• _Description of the task_
Write the material out again, line by line, exactly as it is.

+ + + +

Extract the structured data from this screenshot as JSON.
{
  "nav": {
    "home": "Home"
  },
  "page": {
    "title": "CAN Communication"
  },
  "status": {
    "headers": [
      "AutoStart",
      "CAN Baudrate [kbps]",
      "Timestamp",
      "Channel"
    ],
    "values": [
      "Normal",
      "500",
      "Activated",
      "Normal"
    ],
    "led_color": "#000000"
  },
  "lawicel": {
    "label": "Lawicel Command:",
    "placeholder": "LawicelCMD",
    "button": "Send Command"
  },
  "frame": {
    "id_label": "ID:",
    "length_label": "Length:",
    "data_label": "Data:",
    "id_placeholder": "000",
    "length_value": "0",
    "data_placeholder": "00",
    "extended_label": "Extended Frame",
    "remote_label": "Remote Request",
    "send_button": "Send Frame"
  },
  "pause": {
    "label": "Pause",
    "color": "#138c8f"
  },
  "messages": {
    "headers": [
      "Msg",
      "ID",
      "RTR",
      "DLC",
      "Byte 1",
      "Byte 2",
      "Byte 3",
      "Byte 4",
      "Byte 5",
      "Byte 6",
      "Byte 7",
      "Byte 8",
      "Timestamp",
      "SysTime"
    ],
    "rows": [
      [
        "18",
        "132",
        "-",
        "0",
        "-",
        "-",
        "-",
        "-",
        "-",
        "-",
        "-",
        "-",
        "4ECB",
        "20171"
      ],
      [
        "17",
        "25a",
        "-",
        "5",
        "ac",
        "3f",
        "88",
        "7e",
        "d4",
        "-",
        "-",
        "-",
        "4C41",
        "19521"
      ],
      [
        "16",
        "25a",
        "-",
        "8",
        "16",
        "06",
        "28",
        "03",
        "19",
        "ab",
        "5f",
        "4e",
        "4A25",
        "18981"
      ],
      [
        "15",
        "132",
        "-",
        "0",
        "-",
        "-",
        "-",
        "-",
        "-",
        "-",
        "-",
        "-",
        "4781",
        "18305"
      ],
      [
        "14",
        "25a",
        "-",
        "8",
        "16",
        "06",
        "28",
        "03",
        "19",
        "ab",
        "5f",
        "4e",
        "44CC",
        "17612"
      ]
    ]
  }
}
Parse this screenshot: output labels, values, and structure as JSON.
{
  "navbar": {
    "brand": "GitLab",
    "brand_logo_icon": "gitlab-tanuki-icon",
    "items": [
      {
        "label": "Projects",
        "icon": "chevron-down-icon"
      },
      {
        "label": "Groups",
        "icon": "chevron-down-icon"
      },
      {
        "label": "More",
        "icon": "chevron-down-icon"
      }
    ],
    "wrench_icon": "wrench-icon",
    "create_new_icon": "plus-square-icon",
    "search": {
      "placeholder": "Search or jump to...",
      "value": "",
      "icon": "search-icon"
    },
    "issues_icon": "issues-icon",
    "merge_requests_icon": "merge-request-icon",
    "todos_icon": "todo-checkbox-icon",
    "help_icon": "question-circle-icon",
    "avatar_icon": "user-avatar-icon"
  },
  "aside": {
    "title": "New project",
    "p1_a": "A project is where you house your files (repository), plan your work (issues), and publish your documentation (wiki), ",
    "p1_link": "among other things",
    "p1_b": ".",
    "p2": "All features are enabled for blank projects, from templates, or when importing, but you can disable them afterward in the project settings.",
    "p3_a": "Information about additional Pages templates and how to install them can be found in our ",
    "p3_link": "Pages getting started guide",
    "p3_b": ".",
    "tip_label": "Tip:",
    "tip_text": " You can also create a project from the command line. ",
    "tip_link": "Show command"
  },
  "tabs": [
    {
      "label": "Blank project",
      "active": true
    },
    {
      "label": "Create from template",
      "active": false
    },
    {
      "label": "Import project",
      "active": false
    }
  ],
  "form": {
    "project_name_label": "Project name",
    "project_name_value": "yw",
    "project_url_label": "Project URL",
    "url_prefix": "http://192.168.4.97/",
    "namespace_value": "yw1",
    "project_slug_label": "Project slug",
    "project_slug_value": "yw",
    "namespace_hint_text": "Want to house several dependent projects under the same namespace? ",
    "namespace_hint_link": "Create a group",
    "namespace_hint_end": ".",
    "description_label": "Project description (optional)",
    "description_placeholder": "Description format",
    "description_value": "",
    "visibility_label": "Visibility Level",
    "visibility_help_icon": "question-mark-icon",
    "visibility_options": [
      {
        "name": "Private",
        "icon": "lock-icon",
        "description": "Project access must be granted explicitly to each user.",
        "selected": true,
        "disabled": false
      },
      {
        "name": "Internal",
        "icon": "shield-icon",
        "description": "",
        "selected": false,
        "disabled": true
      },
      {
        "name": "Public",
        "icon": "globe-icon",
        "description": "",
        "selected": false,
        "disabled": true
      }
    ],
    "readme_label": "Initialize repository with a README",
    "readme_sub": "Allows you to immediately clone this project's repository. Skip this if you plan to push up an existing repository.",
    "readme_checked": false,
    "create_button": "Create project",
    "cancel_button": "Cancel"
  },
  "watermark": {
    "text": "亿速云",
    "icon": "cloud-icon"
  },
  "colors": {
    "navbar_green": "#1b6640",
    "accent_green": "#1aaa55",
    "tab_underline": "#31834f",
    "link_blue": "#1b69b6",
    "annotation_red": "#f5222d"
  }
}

+ + + +

• _Full solution_
Extract the structured data from this screenshot as JSON.
{
  "nav": {
    "home": "Home"
  },
  "page": {
    "title": "CAN Communication"
  },
  "status": {
    "headers": [
      "AutoStart",
      "CAN Baudrate [kbps]",
      "Timestamp",
      "Channel"
    ],
    "values": [
      "Normal",
      "500",
      "Activated",
      "Normal"
    ],
    "led_color": "#000000"
  },
  "lawicel": {
    "label": "Lawicel Command:",
    "placeholder": "LawicelCMD",
    "button": "Send Command"
  },
  "frame": {
    "id_label": "ID:",
    "length_label": "Length:",
    "data_label": "Data:",
    "id_placeholder": "000",
    "length_value": "0",
    "data_placeholder": "00",
    "extended_label": "Extended Frame",
    "remote_label": "Remote Request",
    "send_button": "Send Frame"
  },
  "pause": {
    "label": "Pause",
    "color": "#138c8f"
  },
  "messages": {
    "headers": [
      "Msg",
      "ID",
      "RTR",
      "DLC",
      "Byte 1",
      "Byte 2",
      "Byte 3",
      "Byte 4",
      "Byte 5",
      "Byte 6",
      "Byte 7",
      "Byte 8",
      "Timestamp",
      "SysTime"
    ],
    "rows": [
      [
        "18",
        "132",
        "-",
        "0",
        "-",
        "-",
        "-",
        "-",
        "-",
        "-",
        "-",
        "-",
        "4ECB",
        "20171"
      ],
      [
        "17",
        "25a",
        "-",
        "5",
        "ac",
        "3f",
        "88",
        "7e",
        "d4",
        "-",
        "-",
        "-",
        "4C41",
        "19521"
      ],
      [
        "16",
        "25a",
        "-",
        "8",
        "16",
        "06",
        "28",
        "03",
        "19",
        "ab",
        "5f",
        "4e",
        "4A25",
        "18981"
      ],
      [
        "15",
        "132",
        "-",
        "0",
        "-",
        "-",
        "-",
        "-",
        "-",
        "-",
        "-",
        "-",
        "4781",
        "18305"
      ],
      [
        "14",
        "25a",
        "-",
        "8",
        "16",
        "06",
        "28",
        "03",
        "19",
        "ab",
        "5f",
        "4e",
        "44CC",
        "17612"
      ]
    ]
  }
}
Parse this screenshot: output labels, values, and structure as JSON.
{
  "navbar": {
    "brand": "GitLab",
    "brand_logo_icon": "gitlab-tanuki-icon",
    "items": [
      {
        "label": "Projects",
        "icon": "chevron-down-icon"
      },
      {
        "label": "Groups",
        "icon": "chevron-down-icon"
      },
      {
        "label": "More",
        "icon": "chevron-down-icon"
      }
    ],
    "wrench_icon": "wrench-icon",
    "create_new_icon": "plus-square-icon",
    "search": {
      "placeholder": "Search or jump to...",
      "value": "",
      "icon": "search-icon"
    },
    "issues_icon": "issues-icon",
    "merge_requests_icon": "merge-request-icon",
    "todos_icon": "todo-checkbox-icon",
    "help_icon": "question-circle-icon",
    "avatar_icon": "user-avatar-icon"
  },
  "aside": {
    "title": "New project",
    "p1_a": "A project is where you house your files (repository), plan your work (issues), and publish your documentation (wiki), ",
    "p1_link": "among other things",
    "p1_b": ".",
    "p2": "All features are enabled for blank projects, from templates, or when importing, but you can disable them afterward in the project settings.",
    "p3_a": "Information about additional Pages templates and how to install them can be found in our ",
    "p3_link": "Pages getting started guide",
    "p3_b": ".",
    "tip_label": "Tip:",
    "tip_text": " You can also create a project from the command line. ",
    "tip_link": "Show command"
  },
  "tabs": [
    {
      "label": "Blank project",
      "active": true
    },
    {
      "label": "Create from template",
      "active": false
    },
    {
      "label": "Import project",
      "active": false
    }
  ],
  "form": {
    "project_name_label": "Project name",
    "project_name_value": "yw",
    "project_url_label": "Project URL",
    "url_prefix": "http://192.168.4.97/",
    "namespace_value": "yw1",
    "project_slug_label": "Project slug",
    "project_slug_value": "yw",
    "namespace_hint_text": "Want to house several dependent projects under the same namespace? ",
    "namespace_hint_link": "Create a group",
    "namespace_hint_end": ".",
    "description_label": "Project description (optional)",
    "description_placeholder": "Description format",
    "description_value": "",
    "visibility_label": "Visibility Level",
    "visibility_help_icon": "question-mark-icon",
    "visibility_options": [
      {
        "name": "Private",
        "icon": "lock-icon",
        "description": "Project access must be granted explicitly to each user.",
        "selected": true,
        "disabled": false
      },
      {
        "name": "Internal",
        "icon": "shield-icon",
        "description": "",
        "selected": false,
        "disabled": true
      },
      {
        "name": "Public",
        "icon": "globe-icon",
        "description": "",
        "selected": false,
        "disabled": true
      }
    ],
    "readme_label": "Initialize repository with a README",
    "readme_sub": "Allows you to immediately clone this project's repository. Skip this if you plan to push up an existing repository.",
    "readme_checked": false,
    "create_button": "Create project",
    "cancel_button": "Cancel"
  },
  "watermark": {
    "text": "亿速云",
    "icon": "cloud-icon"
  },
  "colors": {
    "navbar_green": "#1b6640",
    "accent_green": "#1aaa55",
    "tab_underline": "#31834f",
    "link_blue": "#1b69b6",
    "annotation_red": "#f5222d"
  }
}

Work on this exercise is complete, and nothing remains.